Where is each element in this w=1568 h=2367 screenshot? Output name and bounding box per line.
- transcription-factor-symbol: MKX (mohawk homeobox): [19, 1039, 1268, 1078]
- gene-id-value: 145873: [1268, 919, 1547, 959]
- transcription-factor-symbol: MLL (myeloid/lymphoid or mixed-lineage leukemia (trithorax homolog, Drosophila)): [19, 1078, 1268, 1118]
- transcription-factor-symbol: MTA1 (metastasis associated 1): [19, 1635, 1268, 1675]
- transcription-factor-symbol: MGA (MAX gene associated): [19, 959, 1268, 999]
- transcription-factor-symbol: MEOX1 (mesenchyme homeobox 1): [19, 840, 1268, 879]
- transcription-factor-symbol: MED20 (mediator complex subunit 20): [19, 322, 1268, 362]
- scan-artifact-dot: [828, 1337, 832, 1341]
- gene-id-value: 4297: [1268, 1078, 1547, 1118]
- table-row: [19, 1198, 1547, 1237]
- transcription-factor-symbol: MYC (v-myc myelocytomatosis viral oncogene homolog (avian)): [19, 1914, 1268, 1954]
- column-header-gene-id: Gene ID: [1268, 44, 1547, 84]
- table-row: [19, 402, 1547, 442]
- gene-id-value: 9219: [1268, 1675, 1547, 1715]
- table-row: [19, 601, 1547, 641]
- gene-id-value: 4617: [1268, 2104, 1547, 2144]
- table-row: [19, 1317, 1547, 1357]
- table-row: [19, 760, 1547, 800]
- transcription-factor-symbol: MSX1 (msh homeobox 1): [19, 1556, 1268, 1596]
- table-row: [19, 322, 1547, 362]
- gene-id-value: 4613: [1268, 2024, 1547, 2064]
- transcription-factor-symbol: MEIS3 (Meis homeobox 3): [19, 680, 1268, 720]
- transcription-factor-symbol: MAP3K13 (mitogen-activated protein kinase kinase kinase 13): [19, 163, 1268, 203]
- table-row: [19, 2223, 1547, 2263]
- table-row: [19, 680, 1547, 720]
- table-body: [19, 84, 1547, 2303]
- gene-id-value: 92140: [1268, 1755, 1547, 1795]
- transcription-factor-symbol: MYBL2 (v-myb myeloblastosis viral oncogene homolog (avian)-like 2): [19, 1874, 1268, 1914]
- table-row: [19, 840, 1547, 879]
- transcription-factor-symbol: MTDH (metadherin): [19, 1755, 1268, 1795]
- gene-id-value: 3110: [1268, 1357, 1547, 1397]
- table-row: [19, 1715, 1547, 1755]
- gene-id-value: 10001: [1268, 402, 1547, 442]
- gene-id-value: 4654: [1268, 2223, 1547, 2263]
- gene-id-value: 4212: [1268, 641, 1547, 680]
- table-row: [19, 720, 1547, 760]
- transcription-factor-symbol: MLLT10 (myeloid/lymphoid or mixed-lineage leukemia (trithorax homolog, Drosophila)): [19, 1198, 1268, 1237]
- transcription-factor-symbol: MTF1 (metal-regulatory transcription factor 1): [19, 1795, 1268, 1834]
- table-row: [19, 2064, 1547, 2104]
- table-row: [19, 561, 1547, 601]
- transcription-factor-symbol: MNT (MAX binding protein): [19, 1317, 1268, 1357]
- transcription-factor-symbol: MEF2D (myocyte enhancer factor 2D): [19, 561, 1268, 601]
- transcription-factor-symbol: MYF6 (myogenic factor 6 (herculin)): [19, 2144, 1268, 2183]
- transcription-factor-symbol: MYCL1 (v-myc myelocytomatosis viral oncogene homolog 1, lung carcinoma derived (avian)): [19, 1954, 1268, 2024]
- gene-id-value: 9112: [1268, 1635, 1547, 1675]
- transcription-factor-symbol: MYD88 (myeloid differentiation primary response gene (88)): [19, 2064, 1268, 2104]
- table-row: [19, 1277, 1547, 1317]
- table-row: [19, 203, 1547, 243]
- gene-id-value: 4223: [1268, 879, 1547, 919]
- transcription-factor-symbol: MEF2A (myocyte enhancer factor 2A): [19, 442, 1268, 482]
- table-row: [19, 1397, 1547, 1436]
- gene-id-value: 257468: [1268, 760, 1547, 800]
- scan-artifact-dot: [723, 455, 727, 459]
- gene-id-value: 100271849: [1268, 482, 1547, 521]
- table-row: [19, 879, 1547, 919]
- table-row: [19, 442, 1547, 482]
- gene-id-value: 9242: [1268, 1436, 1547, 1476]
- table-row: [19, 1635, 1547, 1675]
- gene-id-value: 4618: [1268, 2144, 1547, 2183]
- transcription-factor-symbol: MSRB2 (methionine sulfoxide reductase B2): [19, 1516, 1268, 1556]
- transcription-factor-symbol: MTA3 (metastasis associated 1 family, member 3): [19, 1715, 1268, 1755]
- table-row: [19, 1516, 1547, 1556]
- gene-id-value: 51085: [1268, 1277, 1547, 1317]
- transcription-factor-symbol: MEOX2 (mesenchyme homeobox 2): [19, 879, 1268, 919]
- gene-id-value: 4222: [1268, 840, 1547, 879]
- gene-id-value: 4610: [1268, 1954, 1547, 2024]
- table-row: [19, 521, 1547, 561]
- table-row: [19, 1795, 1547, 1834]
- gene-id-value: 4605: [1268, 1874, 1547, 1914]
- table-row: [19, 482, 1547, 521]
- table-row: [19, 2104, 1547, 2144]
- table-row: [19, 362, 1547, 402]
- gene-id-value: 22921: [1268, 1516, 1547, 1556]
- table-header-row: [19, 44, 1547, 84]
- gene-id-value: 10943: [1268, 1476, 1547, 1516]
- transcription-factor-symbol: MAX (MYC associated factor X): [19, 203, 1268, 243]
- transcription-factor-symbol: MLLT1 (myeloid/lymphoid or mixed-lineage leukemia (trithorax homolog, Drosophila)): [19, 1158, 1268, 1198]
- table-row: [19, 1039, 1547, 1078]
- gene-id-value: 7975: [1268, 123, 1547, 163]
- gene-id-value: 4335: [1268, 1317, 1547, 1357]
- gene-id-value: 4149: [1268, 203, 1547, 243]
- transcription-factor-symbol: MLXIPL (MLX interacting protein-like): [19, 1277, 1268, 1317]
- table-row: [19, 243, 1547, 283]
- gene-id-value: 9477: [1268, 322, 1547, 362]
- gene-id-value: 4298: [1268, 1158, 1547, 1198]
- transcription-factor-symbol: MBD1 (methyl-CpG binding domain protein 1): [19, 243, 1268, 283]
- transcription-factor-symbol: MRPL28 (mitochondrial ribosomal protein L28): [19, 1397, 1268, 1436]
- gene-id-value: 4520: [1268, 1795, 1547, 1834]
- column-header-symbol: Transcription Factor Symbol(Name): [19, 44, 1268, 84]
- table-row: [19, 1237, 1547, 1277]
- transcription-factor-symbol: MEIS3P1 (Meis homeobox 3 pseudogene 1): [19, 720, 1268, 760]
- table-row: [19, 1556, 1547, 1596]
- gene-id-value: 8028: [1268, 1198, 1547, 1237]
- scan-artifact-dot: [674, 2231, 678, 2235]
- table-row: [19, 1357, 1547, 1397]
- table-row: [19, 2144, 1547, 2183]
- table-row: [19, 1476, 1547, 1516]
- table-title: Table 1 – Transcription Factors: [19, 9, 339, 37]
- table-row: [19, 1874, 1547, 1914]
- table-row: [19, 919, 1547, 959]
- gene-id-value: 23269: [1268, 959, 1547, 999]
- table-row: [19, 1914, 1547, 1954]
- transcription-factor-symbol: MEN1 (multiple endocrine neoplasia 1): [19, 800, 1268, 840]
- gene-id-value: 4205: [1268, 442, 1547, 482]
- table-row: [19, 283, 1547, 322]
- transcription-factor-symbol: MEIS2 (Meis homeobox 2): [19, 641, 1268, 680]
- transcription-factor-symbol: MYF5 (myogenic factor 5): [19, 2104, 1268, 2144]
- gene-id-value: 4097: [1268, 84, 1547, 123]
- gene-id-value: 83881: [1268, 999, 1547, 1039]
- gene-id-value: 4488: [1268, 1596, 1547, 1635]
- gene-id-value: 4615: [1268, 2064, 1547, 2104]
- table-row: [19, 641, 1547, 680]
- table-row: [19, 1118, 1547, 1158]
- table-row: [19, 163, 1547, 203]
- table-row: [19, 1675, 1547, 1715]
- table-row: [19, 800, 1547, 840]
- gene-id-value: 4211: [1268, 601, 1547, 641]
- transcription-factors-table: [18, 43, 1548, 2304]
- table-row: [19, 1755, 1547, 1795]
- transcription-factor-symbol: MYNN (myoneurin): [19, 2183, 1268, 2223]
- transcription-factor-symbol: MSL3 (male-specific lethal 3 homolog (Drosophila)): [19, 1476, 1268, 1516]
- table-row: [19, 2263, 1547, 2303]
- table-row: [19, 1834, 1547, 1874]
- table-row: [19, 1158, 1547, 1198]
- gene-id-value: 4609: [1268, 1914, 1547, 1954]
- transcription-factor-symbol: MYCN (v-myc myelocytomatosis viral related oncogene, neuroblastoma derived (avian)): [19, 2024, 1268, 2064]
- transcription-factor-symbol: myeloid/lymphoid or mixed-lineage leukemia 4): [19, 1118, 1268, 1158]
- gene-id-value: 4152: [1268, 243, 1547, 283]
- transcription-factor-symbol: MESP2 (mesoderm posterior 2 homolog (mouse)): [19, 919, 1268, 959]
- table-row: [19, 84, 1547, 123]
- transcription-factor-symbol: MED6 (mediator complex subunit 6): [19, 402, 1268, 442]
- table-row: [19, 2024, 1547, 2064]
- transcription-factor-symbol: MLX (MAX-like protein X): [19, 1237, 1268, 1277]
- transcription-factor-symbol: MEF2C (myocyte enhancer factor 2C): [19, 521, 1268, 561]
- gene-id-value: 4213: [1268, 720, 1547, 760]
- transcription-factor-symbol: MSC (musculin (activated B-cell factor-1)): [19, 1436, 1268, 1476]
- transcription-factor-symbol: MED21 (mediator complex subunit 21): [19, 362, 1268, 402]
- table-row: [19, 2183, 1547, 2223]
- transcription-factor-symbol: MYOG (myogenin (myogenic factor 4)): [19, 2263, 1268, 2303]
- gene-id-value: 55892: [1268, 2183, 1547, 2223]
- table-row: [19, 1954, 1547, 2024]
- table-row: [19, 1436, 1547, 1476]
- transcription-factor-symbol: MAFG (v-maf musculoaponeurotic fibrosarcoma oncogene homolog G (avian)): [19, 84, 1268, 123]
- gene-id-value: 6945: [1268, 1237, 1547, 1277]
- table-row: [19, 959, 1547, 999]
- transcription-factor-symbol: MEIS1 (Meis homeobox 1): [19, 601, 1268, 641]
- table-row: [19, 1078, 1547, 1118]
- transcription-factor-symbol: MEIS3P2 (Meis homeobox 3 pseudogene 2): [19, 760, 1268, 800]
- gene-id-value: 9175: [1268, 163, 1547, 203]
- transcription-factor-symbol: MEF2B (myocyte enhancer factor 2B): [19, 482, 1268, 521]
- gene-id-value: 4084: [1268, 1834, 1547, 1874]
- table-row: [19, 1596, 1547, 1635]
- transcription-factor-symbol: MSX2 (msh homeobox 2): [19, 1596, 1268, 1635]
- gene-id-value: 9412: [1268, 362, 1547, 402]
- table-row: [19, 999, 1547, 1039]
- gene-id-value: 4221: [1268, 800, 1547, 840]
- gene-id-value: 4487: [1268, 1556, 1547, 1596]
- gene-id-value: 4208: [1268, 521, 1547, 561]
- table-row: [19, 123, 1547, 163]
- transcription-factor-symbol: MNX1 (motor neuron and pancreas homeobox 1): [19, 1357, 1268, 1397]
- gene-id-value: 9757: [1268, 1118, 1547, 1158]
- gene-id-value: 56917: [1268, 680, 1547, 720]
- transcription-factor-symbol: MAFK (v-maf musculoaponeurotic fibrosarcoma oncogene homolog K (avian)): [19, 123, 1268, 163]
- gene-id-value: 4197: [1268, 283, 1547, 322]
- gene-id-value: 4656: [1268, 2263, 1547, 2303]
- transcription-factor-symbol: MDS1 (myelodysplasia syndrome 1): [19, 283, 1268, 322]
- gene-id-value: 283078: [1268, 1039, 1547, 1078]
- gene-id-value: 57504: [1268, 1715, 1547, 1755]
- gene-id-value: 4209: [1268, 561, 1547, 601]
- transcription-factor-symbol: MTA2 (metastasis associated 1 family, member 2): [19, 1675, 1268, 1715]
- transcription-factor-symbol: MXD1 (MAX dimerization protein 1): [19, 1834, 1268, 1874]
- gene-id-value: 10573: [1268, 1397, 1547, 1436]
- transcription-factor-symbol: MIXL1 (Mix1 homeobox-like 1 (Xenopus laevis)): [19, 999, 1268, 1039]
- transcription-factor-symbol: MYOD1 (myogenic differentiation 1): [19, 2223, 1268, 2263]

Instructions to follow: Find the word "mediator" in the entries, then copy out every line that has it.

Response to this task:
- transcription-factor-symbol: MED20 (mediator complex subunit 20): [19, 322, 1268, 362]
- transcription-factor-symbol: MED6 (mediator complex subunit 6): [19, 402, 1268, 442]
- transcription-factor-symbol: MED21 (mediator complex subunit 21): [19, 362, 1268, 402]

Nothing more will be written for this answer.